• **Input**

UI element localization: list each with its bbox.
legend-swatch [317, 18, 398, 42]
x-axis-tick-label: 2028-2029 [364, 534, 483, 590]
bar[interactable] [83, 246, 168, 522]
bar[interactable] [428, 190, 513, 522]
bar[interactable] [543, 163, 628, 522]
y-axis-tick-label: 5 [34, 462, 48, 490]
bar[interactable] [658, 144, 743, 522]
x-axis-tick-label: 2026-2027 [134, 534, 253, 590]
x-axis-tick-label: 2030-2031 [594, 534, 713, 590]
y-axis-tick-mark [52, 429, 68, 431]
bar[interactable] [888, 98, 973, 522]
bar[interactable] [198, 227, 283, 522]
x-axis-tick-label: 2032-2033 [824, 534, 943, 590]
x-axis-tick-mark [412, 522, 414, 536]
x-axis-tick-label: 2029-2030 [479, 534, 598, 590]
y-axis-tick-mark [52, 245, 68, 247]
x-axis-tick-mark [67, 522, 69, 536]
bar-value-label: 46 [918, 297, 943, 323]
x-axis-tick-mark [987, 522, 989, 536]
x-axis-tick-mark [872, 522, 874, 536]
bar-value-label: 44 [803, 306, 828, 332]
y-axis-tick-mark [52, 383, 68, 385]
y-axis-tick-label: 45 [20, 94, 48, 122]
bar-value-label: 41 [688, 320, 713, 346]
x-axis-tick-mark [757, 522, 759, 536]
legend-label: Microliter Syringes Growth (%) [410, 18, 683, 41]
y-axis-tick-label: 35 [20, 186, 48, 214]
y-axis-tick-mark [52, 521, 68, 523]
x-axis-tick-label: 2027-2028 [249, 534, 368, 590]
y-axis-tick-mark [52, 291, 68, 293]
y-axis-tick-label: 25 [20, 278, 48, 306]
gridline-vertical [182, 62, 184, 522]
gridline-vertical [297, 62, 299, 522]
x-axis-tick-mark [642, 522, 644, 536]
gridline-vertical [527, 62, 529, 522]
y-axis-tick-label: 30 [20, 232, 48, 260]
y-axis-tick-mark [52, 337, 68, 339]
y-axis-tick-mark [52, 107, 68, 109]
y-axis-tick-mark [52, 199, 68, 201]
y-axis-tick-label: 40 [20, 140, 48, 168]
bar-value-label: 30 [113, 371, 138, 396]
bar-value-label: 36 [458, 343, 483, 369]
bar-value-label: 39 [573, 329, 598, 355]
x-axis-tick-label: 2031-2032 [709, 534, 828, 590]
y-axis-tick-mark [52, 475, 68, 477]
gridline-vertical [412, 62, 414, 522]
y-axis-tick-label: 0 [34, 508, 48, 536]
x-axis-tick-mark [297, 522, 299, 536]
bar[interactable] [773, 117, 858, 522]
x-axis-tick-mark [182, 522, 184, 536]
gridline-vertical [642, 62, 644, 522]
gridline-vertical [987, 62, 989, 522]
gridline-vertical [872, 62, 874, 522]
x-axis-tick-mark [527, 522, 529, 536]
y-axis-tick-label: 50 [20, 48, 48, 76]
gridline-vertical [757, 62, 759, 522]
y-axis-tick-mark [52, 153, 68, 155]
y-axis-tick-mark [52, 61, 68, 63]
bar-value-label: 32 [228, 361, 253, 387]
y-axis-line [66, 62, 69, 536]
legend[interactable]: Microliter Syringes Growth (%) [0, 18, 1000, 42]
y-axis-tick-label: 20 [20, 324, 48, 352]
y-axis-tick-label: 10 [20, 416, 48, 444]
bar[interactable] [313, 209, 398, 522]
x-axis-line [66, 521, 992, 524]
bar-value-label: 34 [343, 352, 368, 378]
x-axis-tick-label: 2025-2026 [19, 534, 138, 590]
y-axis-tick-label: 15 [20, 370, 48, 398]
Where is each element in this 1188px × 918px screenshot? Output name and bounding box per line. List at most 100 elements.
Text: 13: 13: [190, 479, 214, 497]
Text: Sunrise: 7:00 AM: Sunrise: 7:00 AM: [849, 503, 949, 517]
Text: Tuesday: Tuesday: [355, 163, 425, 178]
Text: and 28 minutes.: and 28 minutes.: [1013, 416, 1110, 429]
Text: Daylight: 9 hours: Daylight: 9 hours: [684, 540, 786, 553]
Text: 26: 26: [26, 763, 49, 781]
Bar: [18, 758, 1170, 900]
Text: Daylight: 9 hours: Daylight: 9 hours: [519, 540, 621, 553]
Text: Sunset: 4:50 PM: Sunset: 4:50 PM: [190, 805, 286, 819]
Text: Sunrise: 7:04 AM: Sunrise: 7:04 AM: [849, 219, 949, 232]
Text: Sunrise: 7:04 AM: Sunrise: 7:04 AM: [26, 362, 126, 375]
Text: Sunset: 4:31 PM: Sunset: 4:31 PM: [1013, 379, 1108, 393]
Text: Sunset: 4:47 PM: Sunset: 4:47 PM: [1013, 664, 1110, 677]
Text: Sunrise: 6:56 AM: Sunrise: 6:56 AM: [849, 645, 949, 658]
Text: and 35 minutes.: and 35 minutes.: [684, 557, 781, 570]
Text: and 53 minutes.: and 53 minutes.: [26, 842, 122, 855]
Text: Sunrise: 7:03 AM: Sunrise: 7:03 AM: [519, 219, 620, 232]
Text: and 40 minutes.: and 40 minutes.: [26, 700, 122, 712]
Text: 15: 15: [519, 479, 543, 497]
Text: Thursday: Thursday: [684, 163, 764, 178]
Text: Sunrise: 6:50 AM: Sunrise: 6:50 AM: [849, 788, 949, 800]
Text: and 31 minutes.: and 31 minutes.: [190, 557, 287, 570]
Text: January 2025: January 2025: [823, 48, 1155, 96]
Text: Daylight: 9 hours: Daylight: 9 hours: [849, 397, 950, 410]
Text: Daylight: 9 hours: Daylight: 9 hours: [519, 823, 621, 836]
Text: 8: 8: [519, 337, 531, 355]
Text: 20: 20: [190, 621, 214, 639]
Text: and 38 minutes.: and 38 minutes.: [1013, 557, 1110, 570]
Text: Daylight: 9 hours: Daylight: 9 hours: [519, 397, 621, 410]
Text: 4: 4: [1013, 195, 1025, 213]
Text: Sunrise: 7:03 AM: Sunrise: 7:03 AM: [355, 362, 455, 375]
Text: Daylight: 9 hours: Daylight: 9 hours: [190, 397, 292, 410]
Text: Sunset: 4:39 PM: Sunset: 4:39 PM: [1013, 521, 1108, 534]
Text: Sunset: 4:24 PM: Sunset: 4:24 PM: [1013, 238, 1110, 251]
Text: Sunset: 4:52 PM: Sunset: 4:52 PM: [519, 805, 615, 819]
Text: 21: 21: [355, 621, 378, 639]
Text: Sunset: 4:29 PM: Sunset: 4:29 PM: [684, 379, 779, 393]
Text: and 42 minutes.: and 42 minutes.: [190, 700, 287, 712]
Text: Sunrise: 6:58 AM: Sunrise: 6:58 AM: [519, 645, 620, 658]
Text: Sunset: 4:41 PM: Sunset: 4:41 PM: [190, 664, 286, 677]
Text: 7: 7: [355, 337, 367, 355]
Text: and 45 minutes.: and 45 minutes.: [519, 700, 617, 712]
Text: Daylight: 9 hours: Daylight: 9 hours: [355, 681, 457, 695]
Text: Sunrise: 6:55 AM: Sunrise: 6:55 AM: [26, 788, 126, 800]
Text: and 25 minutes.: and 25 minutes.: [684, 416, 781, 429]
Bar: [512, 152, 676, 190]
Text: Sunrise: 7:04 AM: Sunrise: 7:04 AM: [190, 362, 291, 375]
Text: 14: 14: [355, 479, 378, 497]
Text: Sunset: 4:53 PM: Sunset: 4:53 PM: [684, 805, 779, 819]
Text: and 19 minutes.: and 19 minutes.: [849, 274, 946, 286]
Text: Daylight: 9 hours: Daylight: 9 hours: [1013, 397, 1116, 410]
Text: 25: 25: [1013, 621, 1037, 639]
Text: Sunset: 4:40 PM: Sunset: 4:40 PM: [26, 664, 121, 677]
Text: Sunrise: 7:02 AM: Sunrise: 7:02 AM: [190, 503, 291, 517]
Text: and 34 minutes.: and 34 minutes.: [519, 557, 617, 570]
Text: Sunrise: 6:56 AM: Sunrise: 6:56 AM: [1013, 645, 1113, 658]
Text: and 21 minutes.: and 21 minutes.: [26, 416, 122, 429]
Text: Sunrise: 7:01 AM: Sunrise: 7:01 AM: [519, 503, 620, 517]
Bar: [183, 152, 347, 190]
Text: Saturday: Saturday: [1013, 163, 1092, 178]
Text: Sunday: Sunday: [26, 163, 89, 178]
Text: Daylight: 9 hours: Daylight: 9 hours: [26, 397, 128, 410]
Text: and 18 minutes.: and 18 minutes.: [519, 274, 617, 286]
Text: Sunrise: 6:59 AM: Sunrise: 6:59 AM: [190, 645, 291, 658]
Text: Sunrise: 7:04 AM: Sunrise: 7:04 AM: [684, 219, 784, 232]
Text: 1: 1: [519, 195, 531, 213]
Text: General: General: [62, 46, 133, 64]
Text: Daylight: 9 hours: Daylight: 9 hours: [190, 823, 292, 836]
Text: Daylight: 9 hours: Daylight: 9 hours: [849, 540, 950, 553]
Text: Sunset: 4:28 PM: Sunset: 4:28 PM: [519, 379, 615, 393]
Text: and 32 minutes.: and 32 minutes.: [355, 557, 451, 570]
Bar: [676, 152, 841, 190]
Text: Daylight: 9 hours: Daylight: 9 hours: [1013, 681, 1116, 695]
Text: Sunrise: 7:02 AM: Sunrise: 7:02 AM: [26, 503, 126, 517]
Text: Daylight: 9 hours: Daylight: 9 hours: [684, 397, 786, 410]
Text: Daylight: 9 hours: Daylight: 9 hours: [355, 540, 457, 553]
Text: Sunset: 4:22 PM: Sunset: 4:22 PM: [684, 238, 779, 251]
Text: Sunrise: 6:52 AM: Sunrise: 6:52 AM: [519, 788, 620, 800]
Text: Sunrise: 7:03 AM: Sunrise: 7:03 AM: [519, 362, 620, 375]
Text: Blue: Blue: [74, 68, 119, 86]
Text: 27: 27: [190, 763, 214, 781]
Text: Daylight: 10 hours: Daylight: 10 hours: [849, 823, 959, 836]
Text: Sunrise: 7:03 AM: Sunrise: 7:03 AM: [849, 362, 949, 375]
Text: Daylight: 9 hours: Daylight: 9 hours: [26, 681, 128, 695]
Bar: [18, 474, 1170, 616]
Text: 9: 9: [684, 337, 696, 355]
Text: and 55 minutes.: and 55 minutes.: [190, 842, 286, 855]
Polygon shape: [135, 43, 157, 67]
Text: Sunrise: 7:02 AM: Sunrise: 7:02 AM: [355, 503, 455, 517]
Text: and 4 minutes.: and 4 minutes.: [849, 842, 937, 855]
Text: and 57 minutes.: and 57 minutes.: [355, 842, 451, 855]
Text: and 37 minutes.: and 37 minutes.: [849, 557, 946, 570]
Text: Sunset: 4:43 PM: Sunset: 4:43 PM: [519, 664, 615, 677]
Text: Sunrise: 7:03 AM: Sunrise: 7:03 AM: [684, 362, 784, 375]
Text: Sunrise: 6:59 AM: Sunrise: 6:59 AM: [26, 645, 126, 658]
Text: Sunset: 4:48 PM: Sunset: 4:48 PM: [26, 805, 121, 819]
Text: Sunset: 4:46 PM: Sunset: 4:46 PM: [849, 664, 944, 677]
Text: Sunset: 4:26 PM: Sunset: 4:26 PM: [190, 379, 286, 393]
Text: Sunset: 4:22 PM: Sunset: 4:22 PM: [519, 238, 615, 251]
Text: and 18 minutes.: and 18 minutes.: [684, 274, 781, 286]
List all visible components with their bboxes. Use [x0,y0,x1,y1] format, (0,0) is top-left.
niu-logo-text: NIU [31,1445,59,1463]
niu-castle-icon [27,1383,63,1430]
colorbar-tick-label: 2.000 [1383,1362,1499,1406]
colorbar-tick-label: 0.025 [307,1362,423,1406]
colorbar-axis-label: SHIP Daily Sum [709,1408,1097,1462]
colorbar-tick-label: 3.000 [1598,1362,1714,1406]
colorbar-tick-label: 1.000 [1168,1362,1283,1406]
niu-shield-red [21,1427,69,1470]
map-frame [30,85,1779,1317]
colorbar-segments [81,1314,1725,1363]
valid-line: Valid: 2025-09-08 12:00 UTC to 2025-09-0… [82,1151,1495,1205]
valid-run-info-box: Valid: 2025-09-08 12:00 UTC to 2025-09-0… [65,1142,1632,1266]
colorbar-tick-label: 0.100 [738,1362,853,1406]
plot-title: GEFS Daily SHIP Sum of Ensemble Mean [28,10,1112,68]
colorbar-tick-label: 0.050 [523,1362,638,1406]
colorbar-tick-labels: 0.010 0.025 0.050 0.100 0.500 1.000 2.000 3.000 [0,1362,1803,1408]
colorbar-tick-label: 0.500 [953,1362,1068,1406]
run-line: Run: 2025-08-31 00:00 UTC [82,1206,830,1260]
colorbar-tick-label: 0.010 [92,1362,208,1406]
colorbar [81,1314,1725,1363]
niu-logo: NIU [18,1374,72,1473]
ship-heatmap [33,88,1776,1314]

• **Task goal**
Reproduce the lines verbatim, starting at the first line and ending at the line that contains "legend-label: Microliter Syringes", with both of those lines included.

• **Expected answer**
UI element localization: list each with its bbox.
legend-swatch [317, 18, 398, 42]
x-axis-tick-label: 2028-2029 [364, 534, 483, 590]
bar[interactable] [83, 246, 168, 522]
bar[interactable] [428, 190, 513, 522]
bar[interactable] [543, 163, 628, 522]
y-axis-tick-label: 5 [34, 462, 48, 490]
bar[interactable] [658, 144, 743, 522]
x-axis-tick-label: 2026-2027 [134, 534, 253, 590]
x-axis-tick-label: 2030-2031 [594, 534, 713, 590]
y-axis-tick-mark [52, 429, 68, 431]
bar[interactable] [888, 98, 973, 522]
bar[interactable] [198, 227, 283, 522]
x-axis-tick-label: 2032-2033 [824, 534, 943, 590]
x-axis-tick-mark [412, 522, 414, 536]
x-axis-tick-label: 2029-2030 [479, 534, 598, 590]
y-axis-tick-mark [52, 245, 68, 247]
x-axis-tick-mark [67, 522, 69, 536]
bar-value-label: 46 [918, 297, 943, 323]
x-axis-tick-mark [987, 522, 989, 536]
x-axis-tick-mark [872, 522, 874, 536]
bar-value-label: 44 [803, 306, 828, 332]
y-axis-tick-mark [52, 383, 68, 385]
y-axis-tick-label: 45 [20, 94, 48, 122]
bar-value-label: 41 [688, 320, 713, 346]
x-axis-tick-mark [757, 522, 759, 536]
legend-label: Microliter Syringes Growth (%) [410, 18, 683, 41]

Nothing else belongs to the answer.